* Start Material provided *

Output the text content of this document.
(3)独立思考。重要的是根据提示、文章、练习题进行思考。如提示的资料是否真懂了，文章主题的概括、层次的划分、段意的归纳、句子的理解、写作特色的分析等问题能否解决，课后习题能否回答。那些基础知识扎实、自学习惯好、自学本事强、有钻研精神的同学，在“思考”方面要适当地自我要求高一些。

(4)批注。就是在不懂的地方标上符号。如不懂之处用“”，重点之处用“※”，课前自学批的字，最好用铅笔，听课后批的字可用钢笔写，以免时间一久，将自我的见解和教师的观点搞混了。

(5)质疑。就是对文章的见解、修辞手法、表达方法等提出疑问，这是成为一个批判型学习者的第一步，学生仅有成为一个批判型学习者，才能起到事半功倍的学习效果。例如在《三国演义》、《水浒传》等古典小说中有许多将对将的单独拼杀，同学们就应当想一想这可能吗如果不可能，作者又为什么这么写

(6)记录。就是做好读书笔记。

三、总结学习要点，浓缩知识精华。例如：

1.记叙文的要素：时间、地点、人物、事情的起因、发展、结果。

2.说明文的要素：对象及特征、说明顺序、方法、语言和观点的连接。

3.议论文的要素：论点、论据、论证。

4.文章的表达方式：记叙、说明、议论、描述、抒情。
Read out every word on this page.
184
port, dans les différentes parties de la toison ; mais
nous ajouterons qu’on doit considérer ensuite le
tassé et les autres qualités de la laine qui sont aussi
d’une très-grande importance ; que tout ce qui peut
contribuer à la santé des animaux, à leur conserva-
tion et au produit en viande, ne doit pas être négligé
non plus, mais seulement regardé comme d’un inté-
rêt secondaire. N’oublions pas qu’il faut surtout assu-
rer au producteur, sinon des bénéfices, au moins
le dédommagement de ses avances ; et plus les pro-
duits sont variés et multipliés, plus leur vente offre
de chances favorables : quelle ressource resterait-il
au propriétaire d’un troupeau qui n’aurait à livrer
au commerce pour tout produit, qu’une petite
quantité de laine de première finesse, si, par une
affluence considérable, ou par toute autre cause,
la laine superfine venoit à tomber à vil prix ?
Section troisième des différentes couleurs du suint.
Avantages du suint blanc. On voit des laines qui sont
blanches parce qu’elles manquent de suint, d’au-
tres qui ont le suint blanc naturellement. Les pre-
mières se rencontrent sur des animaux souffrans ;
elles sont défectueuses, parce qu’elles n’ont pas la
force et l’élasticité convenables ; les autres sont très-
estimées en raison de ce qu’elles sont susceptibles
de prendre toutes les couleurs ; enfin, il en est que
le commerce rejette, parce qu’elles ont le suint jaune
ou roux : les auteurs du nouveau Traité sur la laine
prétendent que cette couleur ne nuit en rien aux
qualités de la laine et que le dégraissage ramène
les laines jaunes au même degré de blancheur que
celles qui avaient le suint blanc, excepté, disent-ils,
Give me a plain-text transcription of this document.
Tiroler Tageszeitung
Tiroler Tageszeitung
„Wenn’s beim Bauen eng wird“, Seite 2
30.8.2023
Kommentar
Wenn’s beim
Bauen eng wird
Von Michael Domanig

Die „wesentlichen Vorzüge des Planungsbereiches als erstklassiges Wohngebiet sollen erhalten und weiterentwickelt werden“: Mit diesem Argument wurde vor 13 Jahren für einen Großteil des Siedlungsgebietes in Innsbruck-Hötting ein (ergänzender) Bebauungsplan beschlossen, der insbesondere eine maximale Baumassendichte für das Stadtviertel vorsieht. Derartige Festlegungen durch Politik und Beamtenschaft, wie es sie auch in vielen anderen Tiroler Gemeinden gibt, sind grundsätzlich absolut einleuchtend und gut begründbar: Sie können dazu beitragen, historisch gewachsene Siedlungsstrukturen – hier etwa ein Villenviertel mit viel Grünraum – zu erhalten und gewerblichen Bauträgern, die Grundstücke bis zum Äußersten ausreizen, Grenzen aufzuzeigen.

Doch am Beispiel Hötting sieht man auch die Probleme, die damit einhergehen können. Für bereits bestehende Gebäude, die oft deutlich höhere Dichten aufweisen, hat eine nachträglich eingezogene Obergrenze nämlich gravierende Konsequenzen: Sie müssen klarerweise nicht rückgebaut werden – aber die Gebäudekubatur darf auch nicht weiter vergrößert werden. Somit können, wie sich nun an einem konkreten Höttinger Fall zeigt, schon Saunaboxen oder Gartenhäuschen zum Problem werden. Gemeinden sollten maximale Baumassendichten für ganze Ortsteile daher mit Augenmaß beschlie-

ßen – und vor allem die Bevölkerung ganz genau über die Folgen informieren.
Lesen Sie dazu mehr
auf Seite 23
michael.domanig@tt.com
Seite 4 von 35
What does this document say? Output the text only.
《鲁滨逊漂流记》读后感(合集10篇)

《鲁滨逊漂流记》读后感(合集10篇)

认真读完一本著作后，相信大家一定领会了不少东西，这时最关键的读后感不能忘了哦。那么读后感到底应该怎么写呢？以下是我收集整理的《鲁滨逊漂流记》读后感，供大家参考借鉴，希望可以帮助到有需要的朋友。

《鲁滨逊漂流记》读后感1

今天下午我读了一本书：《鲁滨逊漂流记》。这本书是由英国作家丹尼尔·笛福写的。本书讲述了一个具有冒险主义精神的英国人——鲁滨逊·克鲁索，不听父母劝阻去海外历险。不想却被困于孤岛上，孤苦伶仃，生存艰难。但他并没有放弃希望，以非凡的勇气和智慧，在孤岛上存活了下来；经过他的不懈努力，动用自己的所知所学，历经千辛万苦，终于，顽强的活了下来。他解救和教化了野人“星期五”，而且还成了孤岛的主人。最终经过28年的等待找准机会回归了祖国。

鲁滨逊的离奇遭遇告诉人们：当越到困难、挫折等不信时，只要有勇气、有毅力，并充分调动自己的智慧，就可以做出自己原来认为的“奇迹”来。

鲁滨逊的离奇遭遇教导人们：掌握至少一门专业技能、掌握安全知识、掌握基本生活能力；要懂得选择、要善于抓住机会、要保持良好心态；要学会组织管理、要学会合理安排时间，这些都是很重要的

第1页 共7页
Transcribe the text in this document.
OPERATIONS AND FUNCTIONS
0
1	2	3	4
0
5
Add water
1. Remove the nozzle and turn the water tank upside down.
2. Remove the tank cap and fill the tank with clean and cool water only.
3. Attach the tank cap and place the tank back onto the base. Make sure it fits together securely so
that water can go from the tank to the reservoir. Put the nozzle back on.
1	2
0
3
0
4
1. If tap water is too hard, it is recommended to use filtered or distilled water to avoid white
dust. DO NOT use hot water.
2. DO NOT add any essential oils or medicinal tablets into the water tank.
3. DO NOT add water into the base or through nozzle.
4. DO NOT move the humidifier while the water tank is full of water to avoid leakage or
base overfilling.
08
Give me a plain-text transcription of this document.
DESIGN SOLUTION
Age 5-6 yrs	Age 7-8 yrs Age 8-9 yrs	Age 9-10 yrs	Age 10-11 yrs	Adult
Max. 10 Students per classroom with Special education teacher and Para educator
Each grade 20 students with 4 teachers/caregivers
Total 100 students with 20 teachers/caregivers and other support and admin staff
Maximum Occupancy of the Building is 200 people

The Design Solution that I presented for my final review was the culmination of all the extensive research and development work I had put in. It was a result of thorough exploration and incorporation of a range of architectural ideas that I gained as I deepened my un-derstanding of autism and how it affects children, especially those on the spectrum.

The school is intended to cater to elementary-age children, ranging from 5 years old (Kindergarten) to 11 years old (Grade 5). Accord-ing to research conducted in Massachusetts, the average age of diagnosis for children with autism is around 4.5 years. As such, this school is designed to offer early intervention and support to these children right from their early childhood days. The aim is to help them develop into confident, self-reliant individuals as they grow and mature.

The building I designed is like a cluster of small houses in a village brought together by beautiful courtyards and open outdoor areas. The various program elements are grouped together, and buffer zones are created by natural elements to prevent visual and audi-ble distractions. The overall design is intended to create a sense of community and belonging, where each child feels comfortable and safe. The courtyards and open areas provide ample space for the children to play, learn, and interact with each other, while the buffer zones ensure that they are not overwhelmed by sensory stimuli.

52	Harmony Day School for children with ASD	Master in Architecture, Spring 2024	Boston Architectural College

* End Material provided *

Task goal
Pick out all lines from the data above in which the word "très" appears.

Result for this exercise
d’une très-grande importance ; que tout ce qui peut
force et l’élasticité convenables ; les autres sont très-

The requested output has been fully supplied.